## Work to complete
Reproduce each line of the material below verbatim, with no changes.
........
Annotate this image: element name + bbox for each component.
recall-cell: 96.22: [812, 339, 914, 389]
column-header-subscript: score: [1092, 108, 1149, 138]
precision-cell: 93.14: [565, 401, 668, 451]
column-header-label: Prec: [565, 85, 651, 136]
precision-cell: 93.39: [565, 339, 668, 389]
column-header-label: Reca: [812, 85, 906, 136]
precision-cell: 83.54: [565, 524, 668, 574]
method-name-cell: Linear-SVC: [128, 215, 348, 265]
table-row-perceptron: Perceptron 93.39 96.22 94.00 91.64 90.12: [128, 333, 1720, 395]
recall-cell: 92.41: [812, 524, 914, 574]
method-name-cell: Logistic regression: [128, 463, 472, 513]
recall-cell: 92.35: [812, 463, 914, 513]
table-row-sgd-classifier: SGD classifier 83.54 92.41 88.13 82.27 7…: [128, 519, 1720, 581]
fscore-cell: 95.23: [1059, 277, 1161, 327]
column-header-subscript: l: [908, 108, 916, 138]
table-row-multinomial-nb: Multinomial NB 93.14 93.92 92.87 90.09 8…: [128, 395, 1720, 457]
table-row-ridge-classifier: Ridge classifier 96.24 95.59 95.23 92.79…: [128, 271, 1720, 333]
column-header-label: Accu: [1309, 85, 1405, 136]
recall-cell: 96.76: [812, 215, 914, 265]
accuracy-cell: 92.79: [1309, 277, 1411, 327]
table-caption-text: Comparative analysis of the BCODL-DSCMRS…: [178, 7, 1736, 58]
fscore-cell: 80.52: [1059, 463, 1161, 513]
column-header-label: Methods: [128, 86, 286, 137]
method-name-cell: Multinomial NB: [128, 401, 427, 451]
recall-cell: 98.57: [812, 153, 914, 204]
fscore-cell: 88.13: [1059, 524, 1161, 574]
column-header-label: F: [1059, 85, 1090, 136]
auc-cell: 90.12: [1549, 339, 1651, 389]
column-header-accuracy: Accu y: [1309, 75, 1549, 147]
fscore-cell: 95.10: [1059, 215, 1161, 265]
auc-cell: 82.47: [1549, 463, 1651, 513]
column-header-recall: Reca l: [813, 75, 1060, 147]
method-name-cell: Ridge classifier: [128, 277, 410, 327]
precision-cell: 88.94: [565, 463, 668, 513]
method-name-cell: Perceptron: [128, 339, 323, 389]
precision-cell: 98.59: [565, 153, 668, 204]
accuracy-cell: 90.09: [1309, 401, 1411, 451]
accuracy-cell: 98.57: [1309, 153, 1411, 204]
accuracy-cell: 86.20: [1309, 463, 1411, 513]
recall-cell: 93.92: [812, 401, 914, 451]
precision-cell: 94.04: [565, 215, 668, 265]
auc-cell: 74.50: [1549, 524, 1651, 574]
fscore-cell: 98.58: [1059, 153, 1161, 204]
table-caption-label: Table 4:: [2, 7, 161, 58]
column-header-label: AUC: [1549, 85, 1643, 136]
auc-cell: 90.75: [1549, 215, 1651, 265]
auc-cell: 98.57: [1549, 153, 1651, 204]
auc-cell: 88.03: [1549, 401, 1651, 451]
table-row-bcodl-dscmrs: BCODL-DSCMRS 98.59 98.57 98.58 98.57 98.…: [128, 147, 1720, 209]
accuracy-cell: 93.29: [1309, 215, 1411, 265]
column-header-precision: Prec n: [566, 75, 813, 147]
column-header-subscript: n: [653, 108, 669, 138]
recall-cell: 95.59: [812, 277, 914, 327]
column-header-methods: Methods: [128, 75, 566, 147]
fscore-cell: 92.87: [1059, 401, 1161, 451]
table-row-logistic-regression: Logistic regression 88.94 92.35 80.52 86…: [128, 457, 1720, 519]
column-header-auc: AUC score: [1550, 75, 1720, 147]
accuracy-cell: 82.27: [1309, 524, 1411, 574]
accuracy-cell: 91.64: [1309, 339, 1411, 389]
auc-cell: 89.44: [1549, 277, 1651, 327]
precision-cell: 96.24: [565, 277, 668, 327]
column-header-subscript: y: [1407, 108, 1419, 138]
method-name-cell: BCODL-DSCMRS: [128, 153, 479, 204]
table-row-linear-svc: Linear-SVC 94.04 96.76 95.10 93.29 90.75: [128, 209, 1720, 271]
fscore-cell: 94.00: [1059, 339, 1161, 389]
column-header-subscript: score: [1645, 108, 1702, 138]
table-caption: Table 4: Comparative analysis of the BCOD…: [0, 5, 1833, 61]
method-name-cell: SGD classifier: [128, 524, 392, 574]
........
## The result
Annotate this image: element name + bbox for each component.
recall-cell: 96.22: [812, 339, 914, 389]
column-header-subscript: score: [1092, 108, 1149, 138]
precision-cell: 93.14: [565, 401, 668, 451]
column-header-label: Prec: [565, 85, 651, 136]
precision-cell: 93.39: [565, 339, 668, 389]
column-header-label: Reca: [812, 85, 906, 136]
precision-cell: 83.54: [565, 524, 668, 574]
method-name-cell: Linear-SVC: [128, 215, 348, 265]
table-row-perceptron: Perceptron 93.39 96.22 94.00 91.64 90.12: [128, 333, 1720, 395]
recall-cell: 92.41: [812, 524, 914, 574]
method-name-cell: Logistic regression: [128, 463, 472, 513]
recall-cell: 92.35: [812, 463, 914, 513]
table-row-sgd-classifier: SGD classifier 83.54 92.41 88.13 82.27 7…: [128, 519, 1720, 581]
fscore-cell: 95.23: [1059, 277, 1161, 327]
column-header-subscript: l: [908, 108, 916, 138]
table-row-multinomial-nb: Multinomial NB 93.14 93.92 92.87 90.09 8…: [128, 395, 1720, 457]
table-row-ridge-classifier: Ridge classifier 96.24 95.59 95.23 92.79…: [128, 271, 1720, 333]
column-header-label: Accu: [1309, 85, 1405, 136]
recall-cell: 96.76: [812, 215, 914, 265]
accuracy-cell: 92.79: [1309, 277, 1411, 327]
table-caption-text: Comparative analysis of the BCODL-DSCMRS…: [178, 7, 1736, 58]
fscore-cell: 80.52: [1059, 463, 1161, 513]
column-header-label: Methods: [128, 86, 286, 137]
method-name-cell: Multinomial NB: [128, 401, 427, 451]
recall-cell: 98.57: [812, 153, 914, 204]
fscore-cell: 88.13: [1059, 524, 1161, 574]
column-header-label: F: [1059, 85, 1090, 136]
auc-cell: 90.12: [1549, 339, 1651, 389]
column-header-accuracy: Accu y: [1309, 75, 1549, 147]
fscore-cell: 95.10: [1059, 215, 1161, 265]
auc-cell: 82.47: [1549, 463, 1651, 513]
column-header-recall: Reca l: [813, 75, 1060, 147]
method-name-cell: Ridge classifier: [128, 277, 410, 327]
precision-cell: 88.94: [565, 463, 668, 513]
method-name-cell: Perceptron: [128, 339, 323, 389]
precision-cell: 98.59: [565, 153, 668, 204]
accuracy-cell: 90.09: [1309, 401, 1411, 451]
accuracy-cell: 98.57: [1309, 153, 1411, 204]
accuracy-cell: 86.20: [1309, 463, 1411, 513]
recall-cell: 93.92: [812, 401, 914, 451]
precision-cell: 94.04: [565, 215, 668, 265]
auc-cell: 74.50: [1549, 524, 1651, 574]
fscore-cell: 98.58: [1059, 153, 1161, 204]
table-caption-label: Table 4:: [2, 7, 161, 58]
column-header-label: AUC: [1549, 85, 1643, 136]
auc-cell: 90.75: [1549, 215, 1651, 265]
auc-cell: 98.57: [1549, 153, 1651, 204]
auc-cell: 88.03: [1549, 401, 1651, 451]
table-row-bcodl-dscmrs: BCODL-DSCMRS 98.59 98.57 98.58 98.57 98.…: [128, 147, 1720, 209]
accuracy-cell: 93.29: [1309, 215, 1411, 265]
column-header-precision: Prec n: [566, 75, 813, 147]
column-header-subscript: n: [653, 108, 669, 138]
recall-cell: 95.59: [812, 277, 914, 327]
column-header-methods: Methods: [128, 75, 566, 147]
fscore-cell: 92.87: [1059, 401, 1161, 451]
table-row-logistic-regression: Logistic regression 88.94 92.35 80.52 86…: [128, 457, 1720, 519]
column-header-auc: AUC score: [1550, 75, 1720, 147]
accuracy-cell: 82.27: [1309, 524, 1411, 574]
accuracy-cell: 91.64: [1309, 339, 1411, 389]
auc-cell: 89.44: [1549, 277, 1651, 327]
precision-cell: 96.24: [565, 277, 668, 327]
column-header-subscript: y: [1407, 108, 1419, 138]
method-name-cell: BCODL-DSCMRS: [128, 153, 479, 204]
table-row-linear-svc: Linear-SVC 94.04 96.76 95.10 93.29 90.75: [128, 209, 1720, 271]
fscore-cell: 94.00: [1059, 339, 1161, 389]
column-header-subscript: score: [1645, 108, 1702, 138]
table-caption: Table 4: Comparative analysis of the BCOD…: [0, 5, 1833, 61]
method-name-cell: SGD classifier: [128, 524, 392, 574]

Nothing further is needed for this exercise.